* **Problem**
Write out each line from the data below that includes the word "name".
***** Dataset excerpts *****
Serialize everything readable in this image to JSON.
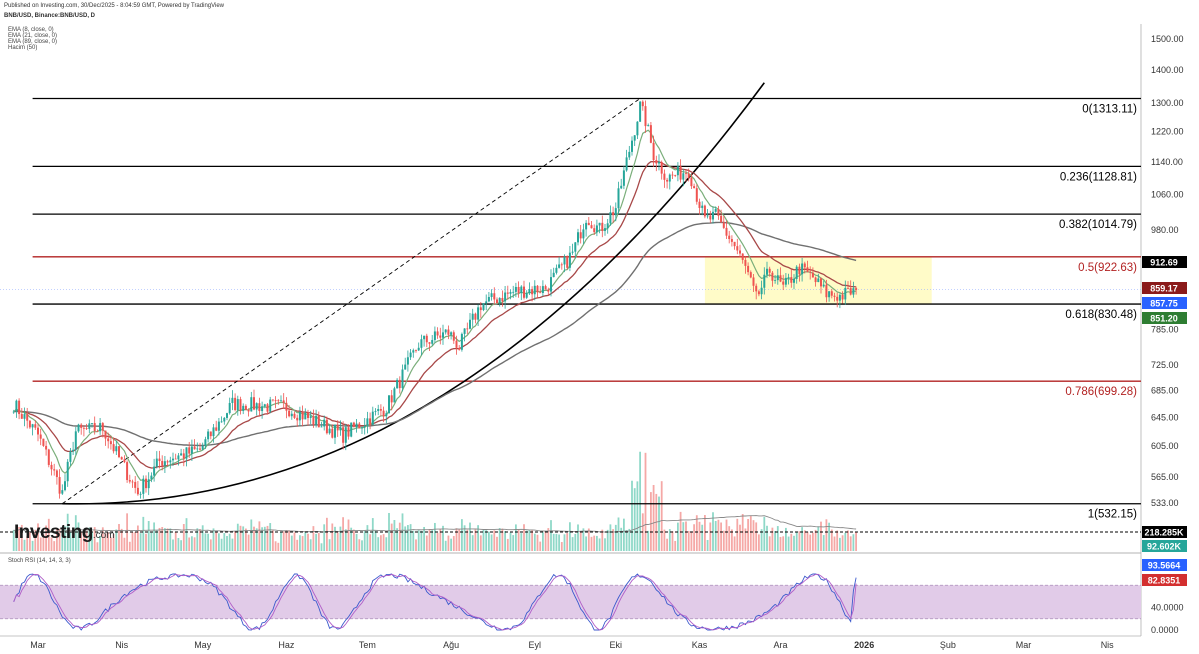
{
  "header": {
    "published": "Published on Investing.com, 30/Dec/2025 - 8:04:59 GMT, Powered by TradingView",
    "symbol": "BNB/USD, Binance:BNB/USD, D"
  },
  "indicators": [
    "EMA (8, close, 0)",
    "EMA (21, close, 0)",
    "EMA (89, close, 0)",
    "Hacim (50)"
  ],
  "logo": {
    "text": "Investing",
    "suffix": ".com"
  },
  "colors": {
    "up": "#26a69a",
    "down": "#ef5350",
    "ema8": "#7aae7a",
    "ema21": "#a84848",
    "ema89": "#707070",
    "fib_black": "#000000",
    "fib_red": "#b22222",
    "zone": "#fffbc8",
    "rsi_band": "#e1cbe8",
    "rsi_k": "#3c5acd",
    "rsi_d": "#b05ec8"
  },
  "chart_data": [
    {
      "type": "candlestick",
      "title": "",
      "x_tick_labels": [
        "Mar",
        "Nis",
        "May",
        "Haz",
        "Tem",
        "Ağu",
        "Eyl",
        "Eki",
        "Kas",
        "Ara",
        "2026",
        "Şub",
        "Mar",
        "Nis"
      ],
      "y_tick_labels": [
        "1500.00",
        "1400.00",
        "1300.00",
        "1220.00",
        "1140.00",
        "1060.00",
        "980.00",
        "785.00",
        "725.00",
        "685.00",
        "645.00",
        "605.00",
        "565.00",
        "533.00"
      ],
      "y_axis_scale": "log",
      "ylim": [
        530,
        1540
      ],
      "anchors_date_close": [
        [
          "2025-02-20",
          665
        ],
        [
          "2025-03-01",
          620
        ],
        [
          "2025-03-10",
          545
        ],
        [
          "2025-03-15",
          625
        ],
        [
          "2025-03-25",
          630
        ],
        [
          "2025-04-07",
          545
        ],
        [
          "2025-04-15",
          585
        ],
        [
          "2025-04-30",
          600
        ],
        [
          "2025-05-12",
          665
        ],
        [
          "2025-06-01",
          660
        ],
        [
          "2025-06-22",
          620
        ],
        [
          "2025-07-08",
          660
        ],
        [
          "2025-07-20",
          760
        ],
        [
          "2025-07-31",
          780
        ],
        [
          "2025-08-04",
          755
        ],
        [
          "2025-08-12",
          830
        ],
        [
          "2025-08-25",
          855
        ],
        [
          "2025-09-05",
          860
        ],
        [
          "2025-09-15",
          930
        ],
        [
          "2025-09-20",
          1010
        ],
        [
          "2025-09-25",
          980
        ],
        [
          "2025-10-01",
          1030
        ],
        [
          "2025-10-06",
          1170
        ],
        [
          "2025-10-10",
          1290
        ],
        [
          "2025-10-12",
          1250
        ],
        [
          "2025-10-15",
          1160
        ],
        [
          "2025-10-20",
          1100
        ],
        [
          "2025-10-28",
          1120
        ],
        [
          "2025-11-03",
          1000
        ],
        [
          "2025-11-07",
          1010
        ],
        [
          "2025-11-14",
          945
        ],
        [
          "2025-11-18",
          900
        ],
        [
          "2025-11-22",
          840
        ],
        [
          "2025-11-27",
          895
        ],
        [
          "2025-12-02",
          860
        ],
        [
          "2025-12-08",
          900
        ],
        [
          "2025-12-13",
          880
        ],
        [
          "2025-12-18",
          850
        ],
        [
          "2025-12-23",
          845
        ],
        [
          "2025-12-29",
          857
        ]
      ],
      "fib_levels": [
        {
          "ratio": 0,
          "value": 1313.11,
          "label": "0(1313.11)"
        },
        {
          "ratio": 0.236,
          "value": 1128.81,
          "label": "0.236(1128.81)"
        },
        {
          "ratio": 0.382,
          "value": 1014.79,
          "label": "0.382(1014.79)"
        },
        {
          "ratio": 0.5,
          "value": 922.63,
          "label": "0.5(922.63)"
        },
        {
          "ratio": 0.618,
          "value": 830.48,
          "label": "0.618(830.48)"
        },
        {
          "ratio": 0.786,
          "value": 699.28,
          "label": "0.786(699.28)"
        },
        {
          "ratio": 1,
          "value": 532.15,
          "label": "1(532.15)"
        }
      ],
      "price_tags": [
        {
          "value": 912.69,
          "label": "912.69",
          "color": "#000000"
        },
        {
          "value": 859.17,
          "label": "859.17",
          "color": "#8b1a1a"
        },
        {
          "value": 857.75,
          "label": "857.75",
          "color": "#2962ff"
        },
        {
          "value": 851.2,
          "label": "851.20",
          "color": "#2e7d32"
        }
      ],
      "highlight_zone": {
        "from": "2025-11-03",
        "to": "2026-01-26",
        "low": 830.48,
        "high": 922.63
      },
      "series": [
        {
          "name": "EMA (8, close, 0)",
          "ref": "ema8"
        },
        {
          "name": "EMA (21, close, 0)",
          "ref": "ema21"
        },
        {
          "name": "EMA (89, close, 0)",
          "ref": "ema89"
        }
      ],
      "volume": {
        "name": "Hacim (50)",
        "tags": [
          "218.285K",
          "92.602K"
        ]
      }
    },
    {
      "type": "line",
      "title": "Stoch RSI (14, 14, 3, 3)",
      "ylim": [
        0,
        100
      ],
      "y_tick_labels": [
        "40.0000",
        "0.0000"
      ],
      "band": [
        20,
        80
      ],
      "values": [
        {
          "label": "93.5664",
          "value": 93.5664,
          "color": "#2962ff"
        },
        {
          "label": "82.8351",
          "value": 82.8351,
          "color": "#d32f2f"
        }
      ]
    }
  ]
}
*****
* **In response**
          "name": "EMA (8, close, 0)",
          "name": "EMA (21, close, 0)",
          "name": "EMA (89, close, 0)",
        "name": "Hacim (50)",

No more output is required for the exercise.